[EXERCISE DETAILS]
Extract each record and reproduce it exactly.

[DATA FOR THIS TASK]
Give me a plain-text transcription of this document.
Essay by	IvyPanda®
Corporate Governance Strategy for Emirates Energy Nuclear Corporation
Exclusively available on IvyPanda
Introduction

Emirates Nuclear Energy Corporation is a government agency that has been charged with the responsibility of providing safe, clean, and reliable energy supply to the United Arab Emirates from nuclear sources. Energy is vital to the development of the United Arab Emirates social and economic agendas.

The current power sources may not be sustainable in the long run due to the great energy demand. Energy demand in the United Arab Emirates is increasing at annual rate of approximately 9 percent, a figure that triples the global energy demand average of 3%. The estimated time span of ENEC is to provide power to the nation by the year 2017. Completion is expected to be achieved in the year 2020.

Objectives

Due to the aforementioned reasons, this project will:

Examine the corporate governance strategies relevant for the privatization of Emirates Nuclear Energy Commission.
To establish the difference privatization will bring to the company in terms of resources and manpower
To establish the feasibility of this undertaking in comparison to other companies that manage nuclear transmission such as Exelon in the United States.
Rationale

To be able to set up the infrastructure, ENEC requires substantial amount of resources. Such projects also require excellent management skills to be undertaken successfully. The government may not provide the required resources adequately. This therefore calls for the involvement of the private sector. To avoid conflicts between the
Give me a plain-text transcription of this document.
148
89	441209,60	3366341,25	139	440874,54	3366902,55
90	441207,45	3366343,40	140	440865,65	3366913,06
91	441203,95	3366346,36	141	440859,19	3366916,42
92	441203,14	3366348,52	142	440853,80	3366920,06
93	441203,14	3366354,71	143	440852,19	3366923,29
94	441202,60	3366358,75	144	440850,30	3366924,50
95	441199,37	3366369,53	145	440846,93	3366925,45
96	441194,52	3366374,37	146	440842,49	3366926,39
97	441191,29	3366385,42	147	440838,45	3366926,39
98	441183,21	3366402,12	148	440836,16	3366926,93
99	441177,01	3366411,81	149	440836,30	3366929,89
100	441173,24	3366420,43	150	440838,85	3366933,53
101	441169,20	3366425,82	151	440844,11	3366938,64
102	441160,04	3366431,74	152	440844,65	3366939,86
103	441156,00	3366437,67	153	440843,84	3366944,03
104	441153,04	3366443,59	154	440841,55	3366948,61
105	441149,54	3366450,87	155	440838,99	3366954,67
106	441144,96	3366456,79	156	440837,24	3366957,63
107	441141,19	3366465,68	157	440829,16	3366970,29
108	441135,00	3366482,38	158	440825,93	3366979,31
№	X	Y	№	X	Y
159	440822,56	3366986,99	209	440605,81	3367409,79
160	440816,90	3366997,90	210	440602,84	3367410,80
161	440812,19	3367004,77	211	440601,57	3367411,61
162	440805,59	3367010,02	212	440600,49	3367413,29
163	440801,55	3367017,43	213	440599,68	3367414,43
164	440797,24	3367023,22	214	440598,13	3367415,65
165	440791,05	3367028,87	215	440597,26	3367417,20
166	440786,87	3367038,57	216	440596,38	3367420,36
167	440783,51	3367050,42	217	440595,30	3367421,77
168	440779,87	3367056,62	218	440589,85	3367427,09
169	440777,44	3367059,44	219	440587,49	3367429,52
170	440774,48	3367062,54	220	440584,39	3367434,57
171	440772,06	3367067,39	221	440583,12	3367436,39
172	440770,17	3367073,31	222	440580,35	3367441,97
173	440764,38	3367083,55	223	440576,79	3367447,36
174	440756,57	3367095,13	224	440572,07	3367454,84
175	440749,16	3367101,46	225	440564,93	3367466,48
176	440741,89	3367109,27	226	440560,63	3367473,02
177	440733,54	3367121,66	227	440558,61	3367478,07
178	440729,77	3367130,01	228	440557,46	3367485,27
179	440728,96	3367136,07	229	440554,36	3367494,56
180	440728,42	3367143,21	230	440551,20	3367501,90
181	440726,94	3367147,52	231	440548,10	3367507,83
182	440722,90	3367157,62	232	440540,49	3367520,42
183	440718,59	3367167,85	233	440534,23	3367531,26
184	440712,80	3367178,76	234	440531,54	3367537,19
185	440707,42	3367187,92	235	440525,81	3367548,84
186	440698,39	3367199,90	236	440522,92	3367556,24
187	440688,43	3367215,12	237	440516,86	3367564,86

[COMPLETED TASK]
Give me a plain-text transcription of this document.
Essay by	IvyPanda®
Corporate Governance Strategy for Emirates Energy Nuclear Corporation
Exclusively available on IvyPanda
Introduction

Emirates Nuclear Energy Corporation is a government agency that has been charged with the responsibility of providing safe, clean, and reliable energy supply to the United Arab Emirates from nuclear sources. Energy is vital to the development of the United Arab Emirates social and economic agendas.

The current power sources may not be sustainable in the long run due to the great energy demand. Energy demand in the United Arab Emirates is increasing at annual rate of approximately 9 percent, a figure that triples the global energy demand average of 3%. The estimated time span of ENEC is to provide power to the nation by the year 2017. Completion is expected to be achieved in the year 2020.

Objectives

Due to the aforementioned reasons, this project will:

Examine the corporate governance strategies relevant for the privatization of Emirates Nuclear Energy Commission.
To establish the difference privatization will bring to the company in terms of resources and manpower
To establish the feasibility of this undertaking in comparison to other companies that manage nuclear transmission such as Exelon in the United States.
Rationale

To be able to set up the infrastructure, ENEC requires substantial amount of resources. Such projects also require excellent management skills to be undertaken successfully. The government may not provide the required resources adequately. This therefore calls for the involvement of the private sector. To avoid conflicts between the
Give me a plain-text transcription of this document.
148
89	441209,60	3366341,25	139	440874,54	3366902,55
90	441207,45	3366343,40	140	440865,65	3366913,06
91	441203,95	3366346,36	141	440859,19	3366916,42
92	441203,14	3366348,52	142	440853,80	3366920,06
93	441203,14	3366354,71	143	440852,19	3366923,29
94	441202,60	3366358,75	144	440850,30	3366924,50
95	441199,37	3366369,53	145	440846,93	3366925,45
96	441194,52	3366374,37	146	440842,49	3366926,39
97	441191,29	3366385,42	147	440838,45	3366926,39
98	441183,21	3366402,12	148	440836,16	3366926,93
99	441177,01	3366411,81	149	440836,30	3366929,89
100	441173,24	3366420,43	150	440838,85	3366933,53
101	441169,20	3366425,82	151	440844,11	3366938,64
102	441160,04	3366431,74	152	440844,65	3366939,86
103	441156,00	3366437,67	153	440843,84	3366944,03
104	441153,04	3366443,59	154	440841,55	3366948,61
105	441149,54	3366450,87	155	440838,99	3366954,67
106	441144,96	3366456,79	156	440837,24	3366957,63
107	441141,19	3366465,68	157	440829,16	3366970,29
108	441135,00	3366482,38	158	440825,93	3366979,31
№	X	Y	№	X	Y
159	440822,56	3366986,99	209	440605,81	3367409,79
160	440816,90	3366997,90	210	440602,84	3367410,80
161	440812,19	3367004,77	211	440601,57	3367411,61
162	440805,59	3367010,02	212	440600,49	3367413,29
163	440801,55	3367017,43	213	440599,68	3367414,43
164	440797,24	3367023,22	214	440598,13	3367415,65
165	440791,05	3367028,87	215	440597,26	3367417,20
166	440786,87	3367038,57	216	440596,38	3367420,36
167	440783,51	3367050,42	217	440595,30	3367421,77
168	440779,87	3367056,62	218	440589,85	3367427,09
169	440777,44	3367059,44	219	440587,49	3367429,52
170	440774,48	3367062,54	220	440584,39	3367434,57
171	440772,06	3367067,39	221	440583,12	3367436,39
172	440770,17	3367073,31	222	440580,35	3367441,97
173	440764,38	3367083,55	223	440576,79	3367447,36
174	440756,57	3367095,13	224	440572,07	3367454,84
175	440749,16	3367101,46	225	440564,93	3367466,48
176	440741,89	3367109,27	226	440560,63	3367473,02
177	440733,54	3367121,66	227	440558,61	3367478,07
178	440729,77	3367130,01	228	440557,46	3367485,27
179	440728,96	3367136,07	229	440554,36	3367494,56
180	440728,42	3367143,21	230	440551,20	3367501,90
181	440726,94	3367147,52	231	440548,10	3367507,83
182	440722,90	3367157,62	232	440540,49	3367520,42
183	440718,59	3367167,85	233	440534,23	3367531,26
184	440712,80	3367178,76	234	440531,54	3367537,19
185	440707,42	3367187,92	235	440525,81	3367548,84
186	440698,39	3367199,90	236	440522,92	3367556,24
187	440688,43	3367215,12	237	440516,86	3367564,86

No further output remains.